* [Extract provided]
[Start of Attachment]
The £10b private-equity takeover of Hilton Hotels Corporation will not be the last major takeover deal seen in the hotel sector this year, analysts have predicted.
The deal, approved by Hilton shareholders last week, will see US buyout firm Blackstone taking on more than 2,800 properties and 480,000 rooms in the Hilton family of brands.
By doing so, the company - owner of Center Parcs, restaurant group Tragus and Madame Tussauds Group in the UK - will become the world's largest hotelier, controlling about 600,000 rooms. It already owns hotel groups such as La Quinta, Wyndham and MeriStar Hospitality.
Chris Eddlestone, head of the leisure group at law firm Halliwells, said the Hilton deal reflected the strength of the hotel sector and its growing appeal to private-equity groups.
"Hotel real estate is valued differently from other property investments, meaning that a successful hotel can increase the value of its assets, even if yields are being squeezed across other sectors, such as offices or retail," he said. "This is particularly appealing to private-equity groups as effective management leads to an automatic increase in the value of the property assets."
Bjorn Hanson, hospitality and leisure consultant at advisory firm PricewaterhouseCoopers, predicted that there would be at least one further large hotel transaction and two or three medium-sized ones before the end of the year, with Blackstone still on the prowl.
Hilton chief executive Stephen Bollenbach has played down the lawsuit from a shareholder who is claiming investors should get more from the Blackstone sale than the $47.50-a-share offer. "In every transaction there are law firms that specialise in filing these suits in hopes of receiving a payment," Bollenbach said.
[End of Attachment]
Stored records
[Start of Attachment]
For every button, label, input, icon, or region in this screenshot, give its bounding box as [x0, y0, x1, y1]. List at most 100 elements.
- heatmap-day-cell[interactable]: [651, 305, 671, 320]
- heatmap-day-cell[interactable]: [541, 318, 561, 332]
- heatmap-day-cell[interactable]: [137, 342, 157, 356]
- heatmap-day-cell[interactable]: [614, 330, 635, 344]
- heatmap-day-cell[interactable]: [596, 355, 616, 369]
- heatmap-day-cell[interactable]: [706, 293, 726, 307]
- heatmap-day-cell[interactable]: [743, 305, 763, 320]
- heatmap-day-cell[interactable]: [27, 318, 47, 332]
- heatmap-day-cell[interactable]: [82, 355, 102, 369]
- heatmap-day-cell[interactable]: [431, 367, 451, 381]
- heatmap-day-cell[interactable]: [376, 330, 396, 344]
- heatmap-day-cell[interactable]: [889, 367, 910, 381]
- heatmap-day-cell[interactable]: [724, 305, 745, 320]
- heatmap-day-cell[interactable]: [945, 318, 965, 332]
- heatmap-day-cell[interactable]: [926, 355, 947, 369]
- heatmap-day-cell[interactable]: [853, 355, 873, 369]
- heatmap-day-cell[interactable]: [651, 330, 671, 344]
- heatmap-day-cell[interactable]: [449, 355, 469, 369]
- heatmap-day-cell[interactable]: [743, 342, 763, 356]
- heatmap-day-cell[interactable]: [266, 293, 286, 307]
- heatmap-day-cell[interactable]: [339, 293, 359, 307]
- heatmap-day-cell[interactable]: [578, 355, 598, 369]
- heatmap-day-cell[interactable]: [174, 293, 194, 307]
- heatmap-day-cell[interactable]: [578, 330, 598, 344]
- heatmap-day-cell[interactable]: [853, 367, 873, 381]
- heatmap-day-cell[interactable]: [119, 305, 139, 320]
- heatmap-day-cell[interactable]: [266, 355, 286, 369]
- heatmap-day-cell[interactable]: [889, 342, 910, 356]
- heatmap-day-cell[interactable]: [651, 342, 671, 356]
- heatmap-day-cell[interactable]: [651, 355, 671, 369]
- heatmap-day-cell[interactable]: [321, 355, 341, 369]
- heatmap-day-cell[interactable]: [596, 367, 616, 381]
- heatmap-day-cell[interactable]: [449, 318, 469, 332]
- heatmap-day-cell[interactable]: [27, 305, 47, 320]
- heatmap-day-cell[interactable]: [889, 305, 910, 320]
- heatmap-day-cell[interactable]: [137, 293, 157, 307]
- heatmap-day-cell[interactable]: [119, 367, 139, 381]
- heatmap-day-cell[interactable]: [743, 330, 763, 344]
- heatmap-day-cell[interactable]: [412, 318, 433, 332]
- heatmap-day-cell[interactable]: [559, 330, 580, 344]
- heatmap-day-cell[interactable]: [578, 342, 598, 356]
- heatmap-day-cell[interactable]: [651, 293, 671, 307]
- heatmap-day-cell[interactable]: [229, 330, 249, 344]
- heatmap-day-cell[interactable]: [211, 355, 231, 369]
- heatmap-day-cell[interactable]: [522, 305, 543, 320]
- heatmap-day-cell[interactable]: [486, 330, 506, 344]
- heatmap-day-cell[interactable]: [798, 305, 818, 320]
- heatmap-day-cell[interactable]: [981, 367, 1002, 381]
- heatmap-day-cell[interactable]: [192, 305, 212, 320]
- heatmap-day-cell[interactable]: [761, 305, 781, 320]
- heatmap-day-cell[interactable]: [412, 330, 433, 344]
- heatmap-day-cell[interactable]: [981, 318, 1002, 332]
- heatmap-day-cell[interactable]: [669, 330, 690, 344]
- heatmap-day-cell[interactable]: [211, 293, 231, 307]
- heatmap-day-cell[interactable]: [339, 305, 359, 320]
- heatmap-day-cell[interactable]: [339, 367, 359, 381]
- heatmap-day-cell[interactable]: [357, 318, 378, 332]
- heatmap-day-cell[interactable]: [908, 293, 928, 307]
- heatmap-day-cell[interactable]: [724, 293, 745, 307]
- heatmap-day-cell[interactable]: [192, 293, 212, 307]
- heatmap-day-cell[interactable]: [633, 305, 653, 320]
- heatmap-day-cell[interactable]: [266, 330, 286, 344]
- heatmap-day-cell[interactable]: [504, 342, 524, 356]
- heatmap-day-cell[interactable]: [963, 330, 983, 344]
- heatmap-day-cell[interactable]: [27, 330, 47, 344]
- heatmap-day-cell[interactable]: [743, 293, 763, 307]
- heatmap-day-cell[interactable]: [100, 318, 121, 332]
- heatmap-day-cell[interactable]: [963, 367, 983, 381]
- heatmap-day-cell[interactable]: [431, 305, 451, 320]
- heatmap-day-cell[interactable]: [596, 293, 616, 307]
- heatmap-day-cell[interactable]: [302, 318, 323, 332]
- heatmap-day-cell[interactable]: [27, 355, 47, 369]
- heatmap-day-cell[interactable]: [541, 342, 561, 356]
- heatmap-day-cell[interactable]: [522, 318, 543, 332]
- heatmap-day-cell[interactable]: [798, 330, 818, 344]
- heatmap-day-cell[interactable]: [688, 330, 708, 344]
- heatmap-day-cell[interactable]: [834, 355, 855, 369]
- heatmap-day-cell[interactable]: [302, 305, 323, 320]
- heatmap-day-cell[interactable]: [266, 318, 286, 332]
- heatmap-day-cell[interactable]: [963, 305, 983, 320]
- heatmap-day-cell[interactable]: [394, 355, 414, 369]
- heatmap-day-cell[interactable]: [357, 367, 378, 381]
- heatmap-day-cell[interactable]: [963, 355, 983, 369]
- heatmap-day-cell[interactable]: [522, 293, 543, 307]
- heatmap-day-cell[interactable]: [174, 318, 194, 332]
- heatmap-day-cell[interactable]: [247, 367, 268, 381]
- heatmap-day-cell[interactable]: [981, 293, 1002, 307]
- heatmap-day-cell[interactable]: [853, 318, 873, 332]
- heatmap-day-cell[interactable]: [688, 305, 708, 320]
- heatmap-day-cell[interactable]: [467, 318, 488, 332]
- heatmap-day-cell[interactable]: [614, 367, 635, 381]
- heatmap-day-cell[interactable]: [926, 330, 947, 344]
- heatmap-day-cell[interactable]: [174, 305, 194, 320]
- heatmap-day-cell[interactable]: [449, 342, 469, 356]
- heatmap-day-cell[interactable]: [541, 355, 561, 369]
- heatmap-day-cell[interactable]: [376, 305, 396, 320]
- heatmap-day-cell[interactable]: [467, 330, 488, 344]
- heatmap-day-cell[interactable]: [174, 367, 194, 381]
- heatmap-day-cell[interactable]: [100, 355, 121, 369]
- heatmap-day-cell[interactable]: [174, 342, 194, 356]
[End of Attachment]
* [Problems and tasks]
a - In one to three sentences, explain why the Hilton takeover article says hotels appeal to private-equity groups.
b - Please return the part of the Hilton takeover article starting at "Bjorn Hanson, hospitality" and ending at "on the prowl.".
c - Answer these questions using the Hilton takeover article:
(i) About how many rooms will Blackstone control after the deal?
(ii) Which law firm is Chris Eddlestone with?
(iii) What per-share offer does the shareholder's lawsuit say is too low?
These rows come from a separate source.

* [Task results]
a - Hotel real estate is valued differently from other property, so a successful hotel can raise the value of its assets even when yields are squeezed in sectors such as offices or retail. Effective management therefore leads to an automatic increase in the value of the property assets, which private-equity groups find particularly appealing.

b -
Bjorn Hanson, hospitality and leisure consultant at advisory firm PricewaterhouseCoopers, predicted that there would be at least one further large hotel transaction and two or three medium-sized ones before the end of the year, with Blackstone still on the prowl.

c -
(i) About 600,000 rooms.
(ii) Halliwells.
(iii) $47.50 a share.